> **Data in this exercise**:
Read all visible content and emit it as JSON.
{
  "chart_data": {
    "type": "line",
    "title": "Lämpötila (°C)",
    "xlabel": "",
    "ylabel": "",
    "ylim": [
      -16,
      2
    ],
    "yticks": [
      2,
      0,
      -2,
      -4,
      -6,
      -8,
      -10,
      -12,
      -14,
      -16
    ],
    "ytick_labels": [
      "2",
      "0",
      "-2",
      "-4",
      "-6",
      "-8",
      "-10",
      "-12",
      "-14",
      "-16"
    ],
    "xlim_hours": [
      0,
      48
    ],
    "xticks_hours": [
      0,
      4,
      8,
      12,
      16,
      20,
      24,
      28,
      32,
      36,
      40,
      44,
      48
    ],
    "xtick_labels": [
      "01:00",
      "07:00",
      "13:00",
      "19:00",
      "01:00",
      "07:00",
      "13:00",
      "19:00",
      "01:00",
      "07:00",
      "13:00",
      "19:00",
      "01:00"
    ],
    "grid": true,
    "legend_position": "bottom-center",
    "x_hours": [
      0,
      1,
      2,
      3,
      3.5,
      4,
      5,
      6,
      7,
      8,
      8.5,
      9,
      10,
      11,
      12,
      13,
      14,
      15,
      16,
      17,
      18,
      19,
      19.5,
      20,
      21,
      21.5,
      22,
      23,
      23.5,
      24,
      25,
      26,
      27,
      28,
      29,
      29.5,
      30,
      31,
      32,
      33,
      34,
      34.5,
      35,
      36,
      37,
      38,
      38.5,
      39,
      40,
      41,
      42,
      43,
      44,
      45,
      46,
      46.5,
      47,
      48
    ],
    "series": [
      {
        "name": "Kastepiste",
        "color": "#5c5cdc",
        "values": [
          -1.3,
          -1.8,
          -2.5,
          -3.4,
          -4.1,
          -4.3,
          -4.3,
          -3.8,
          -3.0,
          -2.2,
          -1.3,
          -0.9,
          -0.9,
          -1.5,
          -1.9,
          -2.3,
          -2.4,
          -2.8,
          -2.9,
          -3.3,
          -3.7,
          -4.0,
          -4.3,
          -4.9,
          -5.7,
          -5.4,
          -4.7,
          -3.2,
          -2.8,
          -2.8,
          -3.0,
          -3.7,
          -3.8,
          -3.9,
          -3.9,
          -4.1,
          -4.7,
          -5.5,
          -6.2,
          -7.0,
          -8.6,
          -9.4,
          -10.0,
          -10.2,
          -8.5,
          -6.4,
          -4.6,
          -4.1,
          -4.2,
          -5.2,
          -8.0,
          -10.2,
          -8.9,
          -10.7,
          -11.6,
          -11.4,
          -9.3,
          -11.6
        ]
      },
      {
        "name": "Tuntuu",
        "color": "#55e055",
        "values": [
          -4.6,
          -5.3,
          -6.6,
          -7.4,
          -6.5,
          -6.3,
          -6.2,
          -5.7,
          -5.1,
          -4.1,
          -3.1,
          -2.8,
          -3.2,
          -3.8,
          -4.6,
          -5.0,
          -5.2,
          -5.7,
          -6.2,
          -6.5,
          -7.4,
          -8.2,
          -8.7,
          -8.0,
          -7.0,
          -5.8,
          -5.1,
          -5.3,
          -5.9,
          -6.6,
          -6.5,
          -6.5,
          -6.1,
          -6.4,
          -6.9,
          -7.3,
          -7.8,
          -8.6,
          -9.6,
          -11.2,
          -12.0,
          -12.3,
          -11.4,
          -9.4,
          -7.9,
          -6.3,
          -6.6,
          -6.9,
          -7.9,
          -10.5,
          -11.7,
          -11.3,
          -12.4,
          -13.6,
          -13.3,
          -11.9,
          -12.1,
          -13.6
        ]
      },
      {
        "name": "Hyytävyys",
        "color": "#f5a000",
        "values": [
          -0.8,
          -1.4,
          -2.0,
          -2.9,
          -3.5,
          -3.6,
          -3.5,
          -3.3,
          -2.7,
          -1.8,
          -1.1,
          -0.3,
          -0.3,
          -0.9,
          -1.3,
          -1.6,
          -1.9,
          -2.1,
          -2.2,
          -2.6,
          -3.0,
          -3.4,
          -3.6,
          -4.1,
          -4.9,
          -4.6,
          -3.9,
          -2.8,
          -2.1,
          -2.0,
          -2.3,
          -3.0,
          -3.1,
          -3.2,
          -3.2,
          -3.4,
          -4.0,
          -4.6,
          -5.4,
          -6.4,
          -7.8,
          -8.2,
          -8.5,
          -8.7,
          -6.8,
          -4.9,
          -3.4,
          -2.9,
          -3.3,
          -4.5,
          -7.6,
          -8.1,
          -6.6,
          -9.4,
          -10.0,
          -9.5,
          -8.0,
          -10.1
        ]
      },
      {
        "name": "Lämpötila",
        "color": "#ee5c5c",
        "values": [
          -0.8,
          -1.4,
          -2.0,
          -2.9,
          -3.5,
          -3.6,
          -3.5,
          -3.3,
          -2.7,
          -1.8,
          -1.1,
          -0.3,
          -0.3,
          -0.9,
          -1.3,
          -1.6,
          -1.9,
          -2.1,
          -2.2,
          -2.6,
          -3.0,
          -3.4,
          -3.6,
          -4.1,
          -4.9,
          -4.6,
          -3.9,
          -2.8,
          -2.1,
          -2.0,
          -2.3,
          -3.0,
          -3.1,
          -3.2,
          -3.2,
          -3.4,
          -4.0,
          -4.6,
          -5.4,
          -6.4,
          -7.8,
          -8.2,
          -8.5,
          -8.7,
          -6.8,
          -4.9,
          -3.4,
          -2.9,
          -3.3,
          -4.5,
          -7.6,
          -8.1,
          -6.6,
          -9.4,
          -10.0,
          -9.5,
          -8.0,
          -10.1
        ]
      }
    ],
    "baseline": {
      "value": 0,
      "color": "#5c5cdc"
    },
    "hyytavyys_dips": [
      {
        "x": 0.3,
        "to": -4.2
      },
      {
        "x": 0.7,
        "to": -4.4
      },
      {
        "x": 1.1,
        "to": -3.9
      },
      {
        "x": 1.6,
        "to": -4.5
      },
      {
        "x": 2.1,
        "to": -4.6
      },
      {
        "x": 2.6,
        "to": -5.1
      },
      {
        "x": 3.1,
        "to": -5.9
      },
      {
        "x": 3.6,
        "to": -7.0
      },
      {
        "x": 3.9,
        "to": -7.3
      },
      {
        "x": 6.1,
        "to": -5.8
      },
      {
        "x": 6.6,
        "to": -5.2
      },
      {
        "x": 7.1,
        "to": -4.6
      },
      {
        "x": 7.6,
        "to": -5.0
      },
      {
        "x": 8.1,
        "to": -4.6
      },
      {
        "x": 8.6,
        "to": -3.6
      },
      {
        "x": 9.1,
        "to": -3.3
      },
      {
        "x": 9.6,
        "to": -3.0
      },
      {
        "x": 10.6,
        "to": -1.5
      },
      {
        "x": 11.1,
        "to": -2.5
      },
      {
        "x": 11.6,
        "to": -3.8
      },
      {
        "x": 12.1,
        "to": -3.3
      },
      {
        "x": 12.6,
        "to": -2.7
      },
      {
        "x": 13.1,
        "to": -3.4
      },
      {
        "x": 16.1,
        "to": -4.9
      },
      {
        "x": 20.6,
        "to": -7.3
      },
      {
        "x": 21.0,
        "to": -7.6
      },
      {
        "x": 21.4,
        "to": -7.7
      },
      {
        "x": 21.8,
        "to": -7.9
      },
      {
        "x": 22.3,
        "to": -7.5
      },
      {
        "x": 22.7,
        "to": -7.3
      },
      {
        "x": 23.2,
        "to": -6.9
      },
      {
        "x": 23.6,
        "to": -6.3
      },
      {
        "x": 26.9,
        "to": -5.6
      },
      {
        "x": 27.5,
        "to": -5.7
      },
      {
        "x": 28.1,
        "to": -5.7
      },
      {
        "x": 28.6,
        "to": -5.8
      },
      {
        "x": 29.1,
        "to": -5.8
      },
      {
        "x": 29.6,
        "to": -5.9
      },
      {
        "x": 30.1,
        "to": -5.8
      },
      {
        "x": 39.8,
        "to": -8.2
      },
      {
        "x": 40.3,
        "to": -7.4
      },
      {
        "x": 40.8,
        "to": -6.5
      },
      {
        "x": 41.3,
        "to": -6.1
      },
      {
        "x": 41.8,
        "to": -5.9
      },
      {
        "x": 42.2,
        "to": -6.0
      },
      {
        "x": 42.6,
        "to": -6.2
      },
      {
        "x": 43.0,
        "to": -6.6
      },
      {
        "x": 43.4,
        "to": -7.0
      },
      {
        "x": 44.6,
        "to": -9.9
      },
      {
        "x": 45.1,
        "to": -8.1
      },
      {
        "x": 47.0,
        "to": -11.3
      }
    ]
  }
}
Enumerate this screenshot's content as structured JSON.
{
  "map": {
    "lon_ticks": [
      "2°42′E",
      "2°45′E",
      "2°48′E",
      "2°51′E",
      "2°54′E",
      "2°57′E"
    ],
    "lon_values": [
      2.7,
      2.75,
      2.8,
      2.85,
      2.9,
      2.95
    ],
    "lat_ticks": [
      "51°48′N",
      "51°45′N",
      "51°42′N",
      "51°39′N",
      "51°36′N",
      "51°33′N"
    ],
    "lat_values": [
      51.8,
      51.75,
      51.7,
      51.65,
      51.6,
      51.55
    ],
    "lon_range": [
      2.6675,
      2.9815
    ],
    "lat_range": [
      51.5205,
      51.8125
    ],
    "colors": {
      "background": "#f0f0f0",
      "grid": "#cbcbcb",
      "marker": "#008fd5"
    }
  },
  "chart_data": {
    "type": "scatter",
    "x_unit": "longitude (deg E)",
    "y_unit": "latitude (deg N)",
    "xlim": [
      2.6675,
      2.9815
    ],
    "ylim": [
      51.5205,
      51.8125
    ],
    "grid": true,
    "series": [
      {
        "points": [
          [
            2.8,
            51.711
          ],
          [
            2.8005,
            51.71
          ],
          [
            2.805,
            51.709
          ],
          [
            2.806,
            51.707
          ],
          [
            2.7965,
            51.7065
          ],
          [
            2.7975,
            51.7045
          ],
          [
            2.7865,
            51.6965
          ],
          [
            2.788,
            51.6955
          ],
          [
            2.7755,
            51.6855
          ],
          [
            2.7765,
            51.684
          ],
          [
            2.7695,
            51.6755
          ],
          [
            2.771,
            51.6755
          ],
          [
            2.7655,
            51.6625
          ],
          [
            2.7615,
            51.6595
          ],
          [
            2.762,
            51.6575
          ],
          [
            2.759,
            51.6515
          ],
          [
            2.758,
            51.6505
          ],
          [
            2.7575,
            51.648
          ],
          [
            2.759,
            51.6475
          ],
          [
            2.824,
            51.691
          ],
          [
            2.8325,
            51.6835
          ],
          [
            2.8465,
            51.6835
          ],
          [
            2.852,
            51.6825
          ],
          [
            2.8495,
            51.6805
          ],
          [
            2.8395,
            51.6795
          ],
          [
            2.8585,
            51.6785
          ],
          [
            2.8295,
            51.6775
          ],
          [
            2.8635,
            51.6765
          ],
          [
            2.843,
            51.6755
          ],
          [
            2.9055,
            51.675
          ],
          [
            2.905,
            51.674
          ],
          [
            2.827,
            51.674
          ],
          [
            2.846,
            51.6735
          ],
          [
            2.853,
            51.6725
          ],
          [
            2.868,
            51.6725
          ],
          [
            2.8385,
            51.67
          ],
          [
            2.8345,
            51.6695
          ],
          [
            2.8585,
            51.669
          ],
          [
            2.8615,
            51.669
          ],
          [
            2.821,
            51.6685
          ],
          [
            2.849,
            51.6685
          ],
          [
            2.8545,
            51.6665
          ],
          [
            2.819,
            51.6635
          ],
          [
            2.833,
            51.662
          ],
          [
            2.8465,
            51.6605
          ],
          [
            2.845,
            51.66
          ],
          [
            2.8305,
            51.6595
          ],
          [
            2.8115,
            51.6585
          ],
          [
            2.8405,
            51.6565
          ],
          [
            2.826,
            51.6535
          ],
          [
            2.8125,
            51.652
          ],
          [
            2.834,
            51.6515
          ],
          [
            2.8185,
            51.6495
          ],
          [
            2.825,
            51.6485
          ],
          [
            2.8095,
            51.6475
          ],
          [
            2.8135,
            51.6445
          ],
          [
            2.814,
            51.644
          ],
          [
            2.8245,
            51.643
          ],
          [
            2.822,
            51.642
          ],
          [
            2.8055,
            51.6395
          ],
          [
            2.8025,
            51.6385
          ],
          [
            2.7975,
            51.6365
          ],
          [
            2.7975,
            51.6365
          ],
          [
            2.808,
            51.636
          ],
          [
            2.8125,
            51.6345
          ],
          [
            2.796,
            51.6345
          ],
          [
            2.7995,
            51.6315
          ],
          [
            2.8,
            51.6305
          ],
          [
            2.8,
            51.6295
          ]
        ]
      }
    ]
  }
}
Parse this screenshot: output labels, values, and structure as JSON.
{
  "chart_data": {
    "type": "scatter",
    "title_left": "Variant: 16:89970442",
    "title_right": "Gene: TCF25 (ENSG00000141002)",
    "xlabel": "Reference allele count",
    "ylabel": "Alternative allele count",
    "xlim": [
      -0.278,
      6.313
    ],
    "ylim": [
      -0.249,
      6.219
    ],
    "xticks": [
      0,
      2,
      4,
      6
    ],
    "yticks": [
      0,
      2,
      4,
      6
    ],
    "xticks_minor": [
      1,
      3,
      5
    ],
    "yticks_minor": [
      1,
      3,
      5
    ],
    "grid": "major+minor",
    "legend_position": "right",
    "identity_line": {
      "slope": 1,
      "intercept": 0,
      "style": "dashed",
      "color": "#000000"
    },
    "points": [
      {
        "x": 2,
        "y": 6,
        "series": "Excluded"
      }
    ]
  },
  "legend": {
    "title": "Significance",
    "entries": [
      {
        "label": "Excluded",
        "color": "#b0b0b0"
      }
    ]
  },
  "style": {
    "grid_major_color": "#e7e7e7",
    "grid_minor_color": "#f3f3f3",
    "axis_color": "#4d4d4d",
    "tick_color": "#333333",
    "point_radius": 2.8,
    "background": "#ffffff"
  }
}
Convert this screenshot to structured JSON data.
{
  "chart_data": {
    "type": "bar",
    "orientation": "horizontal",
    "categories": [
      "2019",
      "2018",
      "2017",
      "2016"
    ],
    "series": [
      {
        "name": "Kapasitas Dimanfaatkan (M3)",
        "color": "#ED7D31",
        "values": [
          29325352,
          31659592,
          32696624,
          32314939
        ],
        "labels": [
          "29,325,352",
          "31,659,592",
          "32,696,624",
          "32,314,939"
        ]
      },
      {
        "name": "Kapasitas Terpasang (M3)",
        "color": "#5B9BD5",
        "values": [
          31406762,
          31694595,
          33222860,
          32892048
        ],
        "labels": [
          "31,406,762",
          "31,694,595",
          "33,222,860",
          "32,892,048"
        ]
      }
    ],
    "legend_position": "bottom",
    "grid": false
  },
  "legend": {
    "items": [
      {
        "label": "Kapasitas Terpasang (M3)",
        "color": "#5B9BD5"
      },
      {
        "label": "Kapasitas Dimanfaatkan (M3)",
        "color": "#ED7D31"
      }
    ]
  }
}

> **Short exercise**: Gather and copy every line of the data in which the string "Terpasang" is found.

> **Result below**:
        "name": "Kapasitas Terpasang (M3)",
        "label": "Kapasitas Terpasang (M3)",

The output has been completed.